Given request - Reproduce the entries in full, with no changes.

Listing -
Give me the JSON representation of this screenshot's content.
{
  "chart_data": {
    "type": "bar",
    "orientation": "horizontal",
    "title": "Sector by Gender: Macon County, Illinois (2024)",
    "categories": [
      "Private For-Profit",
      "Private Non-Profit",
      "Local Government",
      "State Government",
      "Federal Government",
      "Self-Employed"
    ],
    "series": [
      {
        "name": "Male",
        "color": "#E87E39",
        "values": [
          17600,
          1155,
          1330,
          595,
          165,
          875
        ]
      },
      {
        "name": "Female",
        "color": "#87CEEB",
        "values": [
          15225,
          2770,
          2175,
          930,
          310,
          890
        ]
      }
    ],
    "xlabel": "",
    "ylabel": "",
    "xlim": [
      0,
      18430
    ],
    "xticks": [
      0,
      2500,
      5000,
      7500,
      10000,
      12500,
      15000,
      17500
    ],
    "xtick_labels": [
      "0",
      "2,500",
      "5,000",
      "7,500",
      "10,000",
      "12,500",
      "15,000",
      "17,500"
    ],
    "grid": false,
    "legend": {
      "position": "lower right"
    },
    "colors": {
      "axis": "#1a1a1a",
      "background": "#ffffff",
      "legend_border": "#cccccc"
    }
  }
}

Full response -
Give me the JSON representation of this screenshot's content.
{
  "chart_data": {
    "type": "bar",
    "orientation": "horizontal",
    "title": "Sector by Gender: Macon County, Illinois (2024)",
    "categories": [
      "Private For-Profit",
      "Private Non-Profit",
      "Local Government",
      "State Government",
      "Federal Government",
      "Self-Employed"
    ],
    "series": [
      {
        "name": "Male",
        "color": "#E87E39",
        "values": [
          17600,
          1155,
          1330,
          595,
          165,
          875
        ]
      },
      {
        "name": "Female",
        "color": "#87CEEB",
        "values": [
          15225,
          2770,
          2175,
          930,
          310,
          890
        ]
      }
    ],
    "xlabel": "",
    "ylabel": "",
    "xlim": [
      0,
      18430
    ],
    "xticks": [
      0,
      2500,
      5000,
      7500,
      10000,
      12500,
      15000,
      17500
    ],
    "xtick_labels": [
      "0",
      "2,500",
      "5,000",
      "7,500",
      "10,000",
      "12,500",
      "15,000",
      "17,500"
    ],
    "grid": false,
    "legend": {
      "position": "lower right"
    },
    "colors": {
      "axis": "#1a1a1a",
      "background": "#ffffff",
      "legend_border": "#cccccc"
    }
  }
}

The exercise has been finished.